_Task prompt_: Copy out each line exactly as it appears.

_Items_:
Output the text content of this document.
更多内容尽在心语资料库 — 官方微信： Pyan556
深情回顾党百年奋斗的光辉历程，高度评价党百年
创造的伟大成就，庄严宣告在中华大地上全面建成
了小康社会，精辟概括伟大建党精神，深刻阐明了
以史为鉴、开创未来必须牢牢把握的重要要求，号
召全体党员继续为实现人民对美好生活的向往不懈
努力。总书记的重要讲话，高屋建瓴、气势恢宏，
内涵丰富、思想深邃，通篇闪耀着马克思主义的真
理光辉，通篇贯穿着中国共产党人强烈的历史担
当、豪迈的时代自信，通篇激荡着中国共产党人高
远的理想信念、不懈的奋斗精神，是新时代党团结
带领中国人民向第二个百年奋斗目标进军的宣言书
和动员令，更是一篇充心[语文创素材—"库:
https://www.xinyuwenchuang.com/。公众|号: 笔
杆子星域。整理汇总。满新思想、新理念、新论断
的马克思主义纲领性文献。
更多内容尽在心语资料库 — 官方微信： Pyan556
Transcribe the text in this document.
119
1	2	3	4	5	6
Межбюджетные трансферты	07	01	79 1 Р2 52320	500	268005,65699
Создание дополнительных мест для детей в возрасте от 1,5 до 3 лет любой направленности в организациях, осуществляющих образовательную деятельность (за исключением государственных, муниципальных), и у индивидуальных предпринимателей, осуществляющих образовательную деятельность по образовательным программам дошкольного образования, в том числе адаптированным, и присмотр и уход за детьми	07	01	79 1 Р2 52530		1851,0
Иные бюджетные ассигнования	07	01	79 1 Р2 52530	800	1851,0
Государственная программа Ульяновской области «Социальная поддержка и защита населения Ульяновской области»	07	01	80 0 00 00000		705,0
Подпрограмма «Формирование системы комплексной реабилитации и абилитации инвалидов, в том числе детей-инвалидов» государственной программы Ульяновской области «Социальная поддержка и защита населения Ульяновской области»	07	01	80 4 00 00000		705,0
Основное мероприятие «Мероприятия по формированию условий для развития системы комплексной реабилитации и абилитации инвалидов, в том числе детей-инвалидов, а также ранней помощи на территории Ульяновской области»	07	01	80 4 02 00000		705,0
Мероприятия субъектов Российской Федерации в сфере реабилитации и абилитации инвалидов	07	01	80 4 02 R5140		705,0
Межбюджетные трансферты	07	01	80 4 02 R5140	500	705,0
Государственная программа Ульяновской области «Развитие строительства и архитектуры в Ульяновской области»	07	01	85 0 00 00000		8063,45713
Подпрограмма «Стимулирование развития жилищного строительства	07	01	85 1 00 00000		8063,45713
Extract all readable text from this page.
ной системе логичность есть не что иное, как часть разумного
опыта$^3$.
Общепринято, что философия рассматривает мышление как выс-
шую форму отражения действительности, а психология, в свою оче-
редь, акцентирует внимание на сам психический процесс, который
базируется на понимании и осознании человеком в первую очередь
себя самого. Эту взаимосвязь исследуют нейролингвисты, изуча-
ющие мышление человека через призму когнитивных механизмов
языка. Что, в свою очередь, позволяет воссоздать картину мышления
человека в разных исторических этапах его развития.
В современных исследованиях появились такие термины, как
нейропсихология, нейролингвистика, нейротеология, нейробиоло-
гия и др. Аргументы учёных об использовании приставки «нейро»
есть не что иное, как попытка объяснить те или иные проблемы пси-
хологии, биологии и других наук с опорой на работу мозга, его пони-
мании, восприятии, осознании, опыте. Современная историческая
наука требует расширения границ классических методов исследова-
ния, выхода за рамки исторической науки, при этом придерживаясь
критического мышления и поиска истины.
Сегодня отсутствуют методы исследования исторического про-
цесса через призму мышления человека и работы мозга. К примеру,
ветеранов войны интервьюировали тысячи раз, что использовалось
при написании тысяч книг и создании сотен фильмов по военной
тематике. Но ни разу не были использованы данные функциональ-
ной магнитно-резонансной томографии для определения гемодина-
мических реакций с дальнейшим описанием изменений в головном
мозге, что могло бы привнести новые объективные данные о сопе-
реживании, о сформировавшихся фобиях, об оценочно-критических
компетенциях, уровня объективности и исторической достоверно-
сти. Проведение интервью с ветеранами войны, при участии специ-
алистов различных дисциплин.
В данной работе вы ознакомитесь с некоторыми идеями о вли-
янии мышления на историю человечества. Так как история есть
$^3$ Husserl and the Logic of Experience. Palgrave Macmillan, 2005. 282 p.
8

_Result of the task_:
Output the text content of this document.
更多内容尽在心语资料库 — 官方微信： Pyan556
深情回顾党百年奋斗的光辉历程，高度评价党百年
创造的伟大成就，庄严宣告在中华大地上全面建成
了小康社会，精辟概括伟大建党精神，深刻阐明了
以史为鉴、开创未来必须牢牢把握的重要要求，号
召全体党员继续为实现人民对美好生活的向往不懈
努力。总书记的重要讲话，高屋建瓴、气势恢宏，
内涵丰富、思想深邃，通篇闪耀着马克思主义的真
理光辉，通篇贯穿着中国共产党人强烈的历史担
当、豪迈的时代自信，通篇激荡着中国共产党人高
远的理想信念、不懈的奋斗精神，是新时代党团结
带领中国人民向第二个百年奋斗目标进军的宣言书
和动员令，更是一篇充心[语文创素材—"库:
https://www.xinyuwenchuang.com/。公众|号: 笔
杆子星域。整理汇总。满新思想、新理念、新论断
的马克思主义纲领性文献。
更多内容尽在心语资料库 — 官方微信： Pyan556
Transcribe the text in this document.
119
1	2	3	4	5	6
Межбюджетные трансферты	07	01	79 1 Р2 52320	500	268005,65699
Создание дополнительных мест для детей в возрасте от 1,5 до 3 лет любой направленности в организациях, осуществляющих образовательную деятельность (за исключением государственных, муниципальных), и у индивидуальных предпринимателей, осуществляющих образовательную деятельность по образовательным программам дошкольного образования, в том числе адаптированным, и присмотр и уход за детьми	07	01	79 1 Р2 52530		1851,0
Иные бюджетные ассигнования	07	01	79 1 Р2 52530	800	1851,0
Государственная программа Ульяновской области «Социальная поддержка и защита населения Ульяновской области»	07	01	80 0 00 00000		705,0
Подпрограмма «Формирование системы комплексной реабилитации и абилитации инвалидов, в том числе детей-инвалидов» государственной программы Ульяновской области «Социальная поддержка и защита населения Ульяновской области»	07	01	80 4 00 00000		705,0
Основное мероприятие «Мероприятия по формированию условий для развития системы комплексной реабилитации и абилитации инвалидов, в том числе детей-инвалидов, а также ранней помощи на территории Ульяновской области»	07	01	80 4 02 00000		705,0
Мероприятия субъектов Российской Федерации в сфере реабилитации и абилитации инвалидов	07	01	80 4 02 R5140		705,0
Межбюджетные трансферты	07	01	80 4 02 R5140	500	705,0
Государственная программа Ульяновской области «Развитие строительства и архитектуры в Ульяновской области»	07	01	85 0 00 00000		8063,45713
Подпрограмма «Стимулирование развития жилищного строительства	07	01	85 1 00 00000		8063,45713
Extract all readable text from this page.
ной системе логичность есть не что иное, как часть разумного
опыта$^3$.
Общепринято, что философия рассматривает мышление как выс-
шую форму отражения действительности, а психология, в свою оче-
редь, акцентирует внимание на сам психический процесс, который
базируется на понимании и осознании человеком в первую очередь
себя самого. Эту взаимосвязь исследуют нейролингвисты, изуча-
ющие мышление человека через призму когнитивных механизмов
языка. Что, в свою очередь, позволяет воссоздать картину мышления
человека в разных исторических этапах его развития.
В современных исследованиях появились такие термины, как
нейропсихология, нейролингвистика, нейротеология, нейробиоло-
гия и др. Аргументы учёных об использовании приставки «нейро»
есть не что иное, как попытка объяснить те или иные проблемы пси-
хологии, биологии и других наук с опорой на работу мозга, его пони-
мании, восприятии, осознании, опыте. Современная историческая
наука требует расширения границ классических методов исследова-
ния, выхода за рамки исторической науки, при этом придерживаясь
критического мышления и поиска истины.
Сегодня отсутствуют методы исследования исторического про-
цесса через призму мышления человека и работы мозга. К примеру,
ветеранов войны интервьюировали тысячи раз, что использовалось
при написании тысяч книг и создании сотен фильмов по военной
тематике. Но ни разу не были использованы данные функциональ-
ной магнитно-резонансной томографии для определения гемодина-
мических реакций с дальнейшим описанием изменений в головном
мозге, что могло бы привнести новые объективные данные о сопе-
реживании, о сформировавшихся фобиях, об оценочно-критических
компетенциях, уровня объективности и исторической достоверно-
сти. Проведение интервью с ветеранами войны, при участии специ-
алистов различных дисциплин.
В данной работе вы ознакомитесь с некоторыми идеями о вли-
янии мышления на историю человечества. Так как история есть
$^3$ Husserl and the Logic of Experience. Palgrave Macmillan, 2005. 282 p.
8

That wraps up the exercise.